Исходный текст =
/---

# Объявления > Всяко-разно > Продам >  Камни и минералы из своей коллекции(изделия, кристаллы и просто коллекционные образцы)

## Lakshmi

Коллекция собирается более четырех лет. В связи с постоянным пополнением и приобретением более крупных образцов хочу предложить на продажу некоторые дубли. Гарантирую натуральность камня и точность его названия (вариант оставления залога и проверки камня у геммолога вполне приемлем)

Также предлагаю индивидуальные консультации по подбору камня. Стоимость двухчасовой консультации 200 грн.

*Некоторые уточнения  исходя из имеющегося опыта во избежание дальнейших недоразумений 

1) Торга на камни нет-цена окончательная
2)  По Украине отправляю только Новой Почтой(за счет получателя) после предоплаты  на карту приватбанка. При этом учитывайте, пожалуйста, комиссию банка! Продавец не должен оплачивать комиссию за вас.
3) За пределы Украины могу отправить Укрпоштой только после предоплаты системой мгновенного перевода(Contact, Мигом либо Western Union) с учетом стоимости отправки(никаких электронных денег и кошельков даже не предлагайте)
4) Бронь не держу более одного-двух дней(это не касается постоянных клиентов и друзей) 
5)Те, кто откладывает "на посмотреть" в Одессе и не уверен в покупке, учтите, что если появится человек, готовый купить сразу-то предпочтение отдается ему.
6)Купленные камешки возврату не подлежат. Я не могу бегать туда сюда на почту только потому, что выбранный камень не оправдал каких-то субъективных эстетических ожиданий. Моя гарантия касается лишь того, что все минералы соответствуют своим названиям и не подвергались обработке, если этого не указано. Да, выбор по фотографии-это всегда риск и ваша ответственность. На вкус и цвет товарища нет. Что поделать-либо вы берете ответственность на себя, либо не покупаете камни через интернет.

\---

Задача 1 = Перечислите системы мгновенного перевода, которые объявление о продаже минералов указывает для предоплаты при отправке за пределы Украины.
Задача 2 = Допишите объявление о продаже минералов, продолжив его после последней фразы.

Исходные данные =

/---

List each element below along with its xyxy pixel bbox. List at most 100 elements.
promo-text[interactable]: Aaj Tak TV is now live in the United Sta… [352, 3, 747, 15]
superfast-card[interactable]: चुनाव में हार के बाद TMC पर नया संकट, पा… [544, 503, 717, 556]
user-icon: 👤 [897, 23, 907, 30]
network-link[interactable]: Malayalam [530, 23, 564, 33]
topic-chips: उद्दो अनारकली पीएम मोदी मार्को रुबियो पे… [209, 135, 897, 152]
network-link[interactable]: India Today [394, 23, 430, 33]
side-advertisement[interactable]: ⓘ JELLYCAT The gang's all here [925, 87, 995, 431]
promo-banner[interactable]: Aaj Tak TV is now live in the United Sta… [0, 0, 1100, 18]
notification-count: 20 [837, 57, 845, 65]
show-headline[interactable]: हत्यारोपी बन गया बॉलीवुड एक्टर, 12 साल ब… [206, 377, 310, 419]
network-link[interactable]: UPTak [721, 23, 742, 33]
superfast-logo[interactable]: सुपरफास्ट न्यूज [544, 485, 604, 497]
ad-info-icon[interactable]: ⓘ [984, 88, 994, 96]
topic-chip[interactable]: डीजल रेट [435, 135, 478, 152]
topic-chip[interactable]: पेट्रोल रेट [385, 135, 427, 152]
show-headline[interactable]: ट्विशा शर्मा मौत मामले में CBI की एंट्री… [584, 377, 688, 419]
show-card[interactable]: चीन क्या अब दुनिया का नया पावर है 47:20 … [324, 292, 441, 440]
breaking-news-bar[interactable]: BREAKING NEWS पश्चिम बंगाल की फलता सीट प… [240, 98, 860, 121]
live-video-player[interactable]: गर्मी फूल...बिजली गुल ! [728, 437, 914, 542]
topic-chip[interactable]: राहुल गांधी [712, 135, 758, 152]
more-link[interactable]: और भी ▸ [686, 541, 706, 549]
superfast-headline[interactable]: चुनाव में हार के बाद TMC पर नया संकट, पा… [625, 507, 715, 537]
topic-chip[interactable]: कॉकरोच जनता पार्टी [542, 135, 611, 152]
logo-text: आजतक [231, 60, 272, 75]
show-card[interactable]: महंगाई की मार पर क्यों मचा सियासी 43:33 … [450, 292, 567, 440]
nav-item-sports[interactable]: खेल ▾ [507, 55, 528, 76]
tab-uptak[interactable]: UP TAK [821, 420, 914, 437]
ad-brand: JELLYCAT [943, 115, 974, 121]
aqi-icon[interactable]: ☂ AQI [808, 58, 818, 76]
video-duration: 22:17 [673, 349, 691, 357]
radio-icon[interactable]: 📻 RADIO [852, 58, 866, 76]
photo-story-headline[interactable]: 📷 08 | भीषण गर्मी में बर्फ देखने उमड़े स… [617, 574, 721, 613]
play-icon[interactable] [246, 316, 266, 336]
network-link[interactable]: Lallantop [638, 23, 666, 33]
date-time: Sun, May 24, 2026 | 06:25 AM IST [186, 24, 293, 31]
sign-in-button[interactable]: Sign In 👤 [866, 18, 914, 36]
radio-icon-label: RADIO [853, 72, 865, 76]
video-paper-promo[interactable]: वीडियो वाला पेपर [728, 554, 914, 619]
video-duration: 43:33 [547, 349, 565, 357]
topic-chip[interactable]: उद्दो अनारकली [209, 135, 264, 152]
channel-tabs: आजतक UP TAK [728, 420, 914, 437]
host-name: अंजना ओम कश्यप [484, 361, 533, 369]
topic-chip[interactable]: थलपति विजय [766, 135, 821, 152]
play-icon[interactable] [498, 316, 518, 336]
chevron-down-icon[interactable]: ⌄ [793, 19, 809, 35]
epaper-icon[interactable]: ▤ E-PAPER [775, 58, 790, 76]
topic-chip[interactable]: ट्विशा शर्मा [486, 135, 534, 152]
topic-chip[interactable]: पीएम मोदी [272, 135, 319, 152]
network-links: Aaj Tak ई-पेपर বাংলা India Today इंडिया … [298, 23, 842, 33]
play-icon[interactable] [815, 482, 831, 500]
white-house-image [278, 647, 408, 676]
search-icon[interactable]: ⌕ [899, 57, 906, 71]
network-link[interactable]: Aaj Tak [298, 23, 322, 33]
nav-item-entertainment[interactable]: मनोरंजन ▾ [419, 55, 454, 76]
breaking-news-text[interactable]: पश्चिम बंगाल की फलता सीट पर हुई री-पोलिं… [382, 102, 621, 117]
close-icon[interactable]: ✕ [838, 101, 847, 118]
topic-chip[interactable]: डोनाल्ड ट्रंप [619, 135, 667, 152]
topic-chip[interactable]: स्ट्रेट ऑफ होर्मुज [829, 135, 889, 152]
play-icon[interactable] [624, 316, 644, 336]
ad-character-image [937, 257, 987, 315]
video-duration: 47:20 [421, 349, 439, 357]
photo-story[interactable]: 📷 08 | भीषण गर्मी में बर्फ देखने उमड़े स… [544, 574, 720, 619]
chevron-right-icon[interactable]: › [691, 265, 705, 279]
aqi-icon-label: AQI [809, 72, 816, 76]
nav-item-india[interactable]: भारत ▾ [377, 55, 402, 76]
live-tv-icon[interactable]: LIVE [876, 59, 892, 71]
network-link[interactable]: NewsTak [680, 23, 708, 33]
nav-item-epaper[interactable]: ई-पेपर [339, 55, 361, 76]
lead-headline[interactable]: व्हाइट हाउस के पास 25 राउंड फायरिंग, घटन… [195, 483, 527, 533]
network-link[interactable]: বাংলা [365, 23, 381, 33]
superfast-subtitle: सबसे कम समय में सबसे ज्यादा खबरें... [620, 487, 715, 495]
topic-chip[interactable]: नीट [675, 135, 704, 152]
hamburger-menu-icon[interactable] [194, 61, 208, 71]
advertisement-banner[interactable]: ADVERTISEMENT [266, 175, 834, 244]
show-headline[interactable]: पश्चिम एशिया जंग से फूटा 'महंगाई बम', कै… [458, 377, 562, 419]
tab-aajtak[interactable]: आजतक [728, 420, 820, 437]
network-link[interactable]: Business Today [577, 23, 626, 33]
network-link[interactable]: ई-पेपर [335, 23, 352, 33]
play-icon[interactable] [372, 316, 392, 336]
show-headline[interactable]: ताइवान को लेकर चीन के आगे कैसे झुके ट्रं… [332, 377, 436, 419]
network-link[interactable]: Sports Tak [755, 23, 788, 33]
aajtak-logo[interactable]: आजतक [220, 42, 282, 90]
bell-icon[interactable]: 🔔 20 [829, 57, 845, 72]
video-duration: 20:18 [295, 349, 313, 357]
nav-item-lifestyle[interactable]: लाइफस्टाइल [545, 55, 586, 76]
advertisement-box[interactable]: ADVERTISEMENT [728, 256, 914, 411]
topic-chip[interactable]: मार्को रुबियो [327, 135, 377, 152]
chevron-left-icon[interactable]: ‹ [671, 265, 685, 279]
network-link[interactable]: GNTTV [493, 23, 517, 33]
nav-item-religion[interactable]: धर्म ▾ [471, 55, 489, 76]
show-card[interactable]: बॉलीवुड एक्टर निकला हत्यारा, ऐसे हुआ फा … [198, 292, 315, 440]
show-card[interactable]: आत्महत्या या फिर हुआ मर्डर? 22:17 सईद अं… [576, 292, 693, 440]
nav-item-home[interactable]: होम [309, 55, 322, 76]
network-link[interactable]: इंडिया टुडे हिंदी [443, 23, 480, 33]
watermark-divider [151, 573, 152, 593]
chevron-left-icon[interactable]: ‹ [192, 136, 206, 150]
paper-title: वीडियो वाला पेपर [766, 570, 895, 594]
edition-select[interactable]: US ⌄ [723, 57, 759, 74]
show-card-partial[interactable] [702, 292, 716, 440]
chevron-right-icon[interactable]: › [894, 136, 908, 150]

\---

Итоговый ответ 1 = Contact, Мигом, Western Union

Итоговый ответ 2 =
*

----------


## Lakshmi

Крупное яйцо из радужного обсидиана, Мексика 65*50 мм *600 грн*
Иризирует сиренево-лиловым цветом.

----------


## Lakshmi

Очень интересный шар.Селадонитовый халцедон из Завалья, сама нашла сырье в Завальевском карьере(фото прилагается)). А шар делал мастер из Кривого Рога, и ему удалось сохранить какую то дикую первозданность камня. Шар коричневый как табак с ярко желтыми фрагментами и зеленой каемочкой. Весь в пещерках, сияющих от микрокристалликов хрусталя. В электрическом свете сияет блестками по всему объему.
Размер 75 мм 
*600 грн*

----------


## Lakshmi

Небольшой спил карельского беломорита *45 грн*

----------


## Lakshmi

Здесь продаю свой позолоченный комплект с бриллиантиками. Фирменнное итальянское изделие, привезен из Милана, не носился.

https://forumodua.com/showthread.php?t=...6#post28668876

----------


## Lakshmi

Топаз полихромный Волынь пластиночка *100 грн*

----------


## Lakshmi

Петерсит с красивой игрой кабошон *250 грн*

----------


## Lakshmi

Прозрачный желтый дендритовый опал-ювелирная вставка *100 грн*

----------


## Lakshmi

Розовый кварцит Размер 50*35*30 мм *40 грн*

----------


## Lakshmi

небольшие кристаллы горного крусталя от 25 до 35 мм по *45 грн*
Прозрачный малыш продан(третий на первом фото и первый на втором фото)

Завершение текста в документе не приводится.